- Work instructions -
Extract all lines in the data that contain the word "Naßspritzbeton".

- Entries shown -

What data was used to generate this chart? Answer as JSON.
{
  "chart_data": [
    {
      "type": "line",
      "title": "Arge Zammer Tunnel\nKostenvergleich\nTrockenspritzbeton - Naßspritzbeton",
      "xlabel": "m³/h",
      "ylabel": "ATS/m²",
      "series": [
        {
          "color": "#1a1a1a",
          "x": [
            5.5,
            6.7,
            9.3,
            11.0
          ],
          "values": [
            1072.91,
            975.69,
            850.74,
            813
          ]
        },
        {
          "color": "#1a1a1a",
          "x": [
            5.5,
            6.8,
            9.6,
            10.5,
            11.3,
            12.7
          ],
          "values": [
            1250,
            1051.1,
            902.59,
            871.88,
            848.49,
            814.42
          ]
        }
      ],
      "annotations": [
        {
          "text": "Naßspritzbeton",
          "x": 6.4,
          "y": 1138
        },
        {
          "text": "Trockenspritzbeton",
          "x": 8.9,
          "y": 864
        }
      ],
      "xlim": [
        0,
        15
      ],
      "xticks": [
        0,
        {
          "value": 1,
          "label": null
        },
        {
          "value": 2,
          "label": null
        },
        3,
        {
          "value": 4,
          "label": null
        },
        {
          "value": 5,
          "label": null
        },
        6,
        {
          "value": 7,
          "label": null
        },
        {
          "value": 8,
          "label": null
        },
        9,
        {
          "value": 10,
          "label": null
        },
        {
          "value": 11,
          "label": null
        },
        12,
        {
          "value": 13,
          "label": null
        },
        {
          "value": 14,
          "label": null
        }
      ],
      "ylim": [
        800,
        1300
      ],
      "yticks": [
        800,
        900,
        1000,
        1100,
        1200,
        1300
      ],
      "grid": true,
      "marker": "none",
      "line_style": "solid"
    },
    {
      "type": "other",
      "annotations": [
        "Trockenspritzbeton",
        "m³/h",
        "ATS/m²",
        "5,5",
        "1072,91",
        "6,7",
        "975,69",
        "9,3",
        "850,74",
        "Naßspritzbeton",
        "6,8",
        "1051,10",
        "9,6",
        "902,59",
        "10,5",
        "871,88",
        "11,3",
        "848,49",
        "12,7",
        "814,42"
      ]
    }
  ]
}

- Result -
      "title": "Arge Zammer Tunnel\nKostenvergleich\nTrockenspritzbeton - Naßspritzbeton",
          "text": "Naßspritzbeton",
        "Naßspritzbeton",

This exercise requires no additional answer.